What you are asked to do: Give a verbatim quotation of every record.

Exercise materials:
====================

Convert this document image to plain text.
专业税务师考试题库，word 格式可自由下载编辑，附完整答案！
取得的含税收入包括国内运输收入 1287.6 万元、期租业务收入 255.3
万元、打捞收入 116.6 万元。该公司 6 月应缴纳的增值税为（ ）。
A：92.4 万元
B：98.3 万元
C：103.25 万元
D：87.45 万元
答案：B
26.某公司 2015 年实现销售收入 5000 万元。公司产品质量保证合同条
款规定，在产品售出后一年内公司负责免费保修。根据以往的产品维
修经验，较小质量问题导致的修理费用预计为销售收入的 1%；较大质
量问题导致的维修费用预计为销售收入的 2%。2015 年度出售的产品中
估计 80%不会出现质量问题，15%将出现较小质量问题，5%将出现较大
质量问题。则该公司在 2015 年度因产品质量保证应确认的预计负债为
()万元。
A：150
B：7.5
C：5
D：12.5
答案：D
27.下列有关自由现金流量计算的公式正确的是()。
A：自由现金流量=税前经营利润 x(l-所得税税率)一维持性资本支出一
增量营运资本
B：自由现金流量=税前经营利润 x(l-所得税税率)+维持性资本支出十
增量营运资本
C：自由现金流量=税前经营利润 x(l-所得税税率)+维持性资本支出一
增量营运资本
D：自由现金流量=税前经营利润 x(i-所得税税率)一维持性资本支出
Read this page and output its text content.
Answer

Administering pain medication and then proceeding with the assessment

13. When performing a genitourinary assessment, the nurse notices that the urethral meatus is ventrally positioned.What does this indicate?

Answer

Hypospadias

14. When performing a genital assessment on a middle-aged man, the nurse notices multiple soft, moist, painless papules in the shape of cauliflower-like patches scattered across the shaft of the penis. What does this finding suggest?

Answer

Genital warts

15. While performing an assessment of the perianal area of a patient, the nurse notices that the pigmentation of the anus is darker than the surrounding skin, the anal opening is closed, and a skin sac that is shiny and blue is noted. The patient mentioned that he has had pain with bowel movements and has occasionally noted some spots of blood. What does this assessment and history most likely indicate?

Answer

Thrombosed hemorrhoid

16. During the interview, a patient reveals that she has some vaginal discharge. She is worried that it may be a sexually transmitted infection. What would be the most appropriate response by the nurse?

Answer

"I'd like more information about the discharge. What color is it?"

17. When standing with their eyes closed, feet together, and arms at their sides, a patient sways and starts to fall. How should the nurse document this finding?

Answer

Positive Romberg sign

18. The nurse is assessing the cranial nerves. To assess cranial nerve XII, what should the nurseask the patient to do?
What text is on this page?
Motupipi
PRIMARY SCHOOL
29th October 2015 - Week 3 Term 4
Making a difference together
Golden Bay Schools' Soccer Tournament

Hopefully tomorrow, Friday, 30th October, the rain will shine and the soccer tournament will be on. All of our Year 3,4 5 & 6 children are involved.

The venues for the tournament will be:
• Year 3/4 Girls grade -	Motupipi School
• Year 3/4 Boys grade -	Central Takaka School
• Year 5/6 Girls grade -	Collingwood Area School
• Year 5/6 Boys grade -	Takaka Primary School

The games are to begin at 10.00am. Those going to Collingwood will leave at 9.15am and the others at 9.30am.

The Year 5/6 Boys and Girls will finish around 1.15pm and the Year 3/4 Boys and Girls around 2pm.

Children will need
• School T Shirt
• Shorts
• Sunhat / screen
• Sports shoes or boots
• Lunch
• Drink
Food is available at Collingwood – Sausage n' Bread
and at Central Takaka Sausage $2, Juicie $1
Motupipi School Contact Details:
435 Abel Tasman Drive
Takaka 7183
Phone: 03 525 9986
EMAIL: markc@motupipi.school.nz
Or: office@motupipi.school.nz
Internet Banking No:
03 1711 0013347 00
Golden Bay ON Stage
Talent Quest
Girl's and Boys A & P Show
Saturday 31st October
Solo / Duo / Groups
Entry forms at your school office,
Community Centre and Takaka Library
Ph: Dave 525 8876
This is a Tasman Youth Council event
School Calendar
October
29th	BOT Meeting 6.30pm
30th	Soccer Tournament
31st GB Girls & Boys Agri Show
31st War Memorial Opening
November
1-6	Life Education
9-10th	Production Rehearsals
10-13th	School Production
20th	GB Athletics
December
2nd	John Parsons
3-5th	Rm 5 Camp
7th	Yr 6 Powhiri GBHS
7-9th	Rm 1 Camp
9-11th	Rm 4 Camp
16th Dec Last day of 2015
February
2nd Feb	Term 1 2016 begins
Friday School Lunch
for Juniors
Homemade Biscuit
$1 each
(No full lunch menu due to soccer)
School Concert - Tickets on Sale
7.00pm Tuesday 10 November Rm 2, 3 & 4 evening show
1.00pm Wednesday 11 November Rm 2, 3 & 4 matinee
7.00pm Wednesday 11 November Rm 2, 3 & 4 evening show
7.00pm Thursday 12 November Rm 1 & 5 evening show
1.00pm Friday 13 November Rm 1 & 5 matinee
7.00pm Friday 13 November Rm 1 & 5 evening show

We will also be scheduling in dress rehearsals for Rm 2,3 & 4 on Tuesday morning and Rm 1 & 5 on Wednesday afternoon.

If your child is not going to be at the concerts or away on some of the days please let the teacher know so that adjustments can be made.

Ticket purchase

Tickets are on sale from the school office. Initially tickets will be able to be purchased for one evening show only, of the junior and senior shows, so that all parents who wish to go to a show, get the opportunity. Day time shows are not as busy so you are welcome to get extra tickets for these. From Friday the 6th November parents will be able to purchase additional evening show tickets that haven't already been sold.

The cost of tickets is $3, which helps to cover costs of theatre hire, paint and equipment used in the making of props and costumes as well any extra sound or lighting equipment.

====================

Response:
Convert this document image to plain text.
专业税务师考试题库，word 格式可自由下载编辑，附完整答案！
取得的含税收入包括国内运输收入 1287.6 万元、期租业务收入 255.3
万元、打捞收入 116.6 万元。该公司 6 月应缴纳的增值税为（ ）。
A：92.4 万元
B：98.3 万元
C：103.25 万元
D：87.45 万元
答案：B
26.某公司 2015 年实现销售收入 5000 万元。公司产品质量保证合同条
款规定，在产品售出后一年内公司负责免费保修。根据以往的产品维
修经验，较小质量问题导致的修理费用预计为销售收入的 1%；较大质
量问题导致的维修费用预计为销售收入的 2%。2015 年度出售的产品中
估计 80%不会出现质量问题，15%将出现较小质量问题，5%将出现较大
质量问题。则该公司在 2015 年度因产品质量保证应确认的预计负债为
()万元。
A：150
B：7.5
C：5
D：12.5
答案：D
27.下列有关自由现金流量计算的公式正确的是()。
A：自由现金流量=税前经营利润 x(l-所得税税率)一维持性资本支出一
增量营运资本
B：自由现金流量=税前经营利润 x(l-所得税税率)+维持性资本支出十
增量营运资本
C：自由现金流量=税前经营利润 x(l-所得税税率)+维持性资本支出一
增量营运资本
D：自由现金流量=税前经营利润 x(i-所得税税率)一维持性资本支出
Read this page and output its text content.
Answer

Administering pain medication and then proceeding with the assessment

13. When performing a genitourinary assessment, the nurse notices that the urethral meatus is ventrally positioned.What does this indicate?

Answer

Hypospadias

14. When performing a genital assessment on a middle-aged man, the nurse notices multiple soft, moist, painless papules in the shape of cauliflower-like patches scattered across the shaft of the penis. What does this finding suggest?

Answer

Genital warts

15. While performing an assessment of the perianal area of a patient, the nurse notices that the pigmentation of the anus is darker than the surrounding skin, the anal opening is closed, and a skin sac that is shiny and blue is noted. The patient mentioned that he has had pain with bowel movements and has occasionally noted some spots of blood. What does this assessment and history most likely indicate?

Answer

Thrombosed hemorrhoid

16. During the interview, a patient reveals that she has some vaginal discharge. She is worried that it may be a sexually transmitted infection. What would be the most appropriate response by the nurse?

Answer

"I'd like more information about the discharge. What color is it?"

17. When standing with their eyes closed, feet together, and arms at their sides, a patient sways and starts to fall. How should the nurse document this finding?

Answer

Positive Romberg sign

18. The nurse is assessing the cranial nerves. To assess cranial nerve XII, what should the nurseask the patient to do?
What text is on this page?
Motupipi
PRIMARY SCHOOL
29th October 2015 - Week 3 Term 4
Making a difference together
Golden Bay Schools' Soccer Tournament

Hopefully tomorrow, Friday, 30th October, the rain will shine and the soccer tournament will be on. All of our Year 3,4 5 & 6 children are involved.

The venues for the tournament will be:
• Year 3/4 Girls grade -	Motupipi School
• Year 3/4 Boys grade -	Central Takaka School
• Year 5/6 Girls grade -	Collingwood Area School
• Year 5/6 Boys grade -	Takaka Primary School

The games are to begin at 10.00am. Those going to Collingwood will leave at 9.15am and the others at 9.30am.

The Year 5/6 Boys and Girls will finish around 1.15pm and the Year 3/4 Boys and Girls around 2pm.

Children will need
• School T Shirt
• Shorts
• Sunhat / screen
• Sports shoes or boots
• Lunch
• Drink
Food is available at Collingwood – Sausage n' Bread
and at Central Takaka Sausage $2, Juicie $1
Motupipi School Contact Details:
435 Abel Tasman Drive
Takaka 7183
Phone: 03 525 9986
EMAIL: markc@motupipi.school.nz
Or: office@motupipi.school.nz
Internet Banking No:
03 1711 0013347 00
Golden Bay ON Stage
Talent Quest
Girl's and Boys A & P Show
Saturday 31st October
Solo / Duo / Groups
Entry forms at your school office,
Community Centre and Takaka Library
Ph: Dave 525 8876
This is a Tasman Youth Council event
School Calendar
October
29th	BOT Meeting 6.30pm
30th	Soccer Tournament
31st GB Girls & Boys Agri Show
31st War Memorial Opening
November
1-6	Life Education
9-10th	Production Rehearsals
10-13th	School Production
20th	GB Athletics
December
2nd	John Parsons
3-5th	Rm 5 Camp
7th	Yr 6 Powhiri GBHS
7-9th	Rm 1 Camp
9-11th	Rm 4 Camp
16th Dec Last day of 2015
February
2nd Feb	Term 1 2016 begins
Friday School Lunch
for Juniors
Homemade Biscuit
$1 each
(No full lunch menu due to soccer)
School Concert - Tickets on Sale
7.00pm Tuesday 10 November Rm 2, 3 & 4 evening show
1.00pm Wednesday 11 November Rm 2, 3 & 4 matinee
7.00pm Wednesday 11 November Rm 2, 3 & 4 evening show
7.00pm Thursday 12 November Rm 1 & 5 evening show
1.00pm Friday 13 November Rm 1 & 5 matinee
7.00pm Friday 13 November Rm 1 & 5 evening show

We will also be scheduling in dress rehearsals for Rm 2,3 & 4 on Tuesday morning and Rm 1 & 5 on Wednesday afternoon.

If your child is not going to be at the concerts or away on some of the days please let the teacher know so that adjustments can be made.

Ticket purchase

Tickets are on sale from the school office. Initially tickets will be able to be purchased for one evening show only, of the junior and senior shows, so that all parents who wish to go to a show, get the opportunity. Day time shows are not as busy so you are welcome to get extra tickets for these. From Friday the 6th November parents will be able to purchase additional evening show tickets that haven't already been sold.

The cost of tickets is $3, which helps to cover costs of theatre hire, paint and equipment used in the making of props and costumes as well any extra sound or lighting equipment.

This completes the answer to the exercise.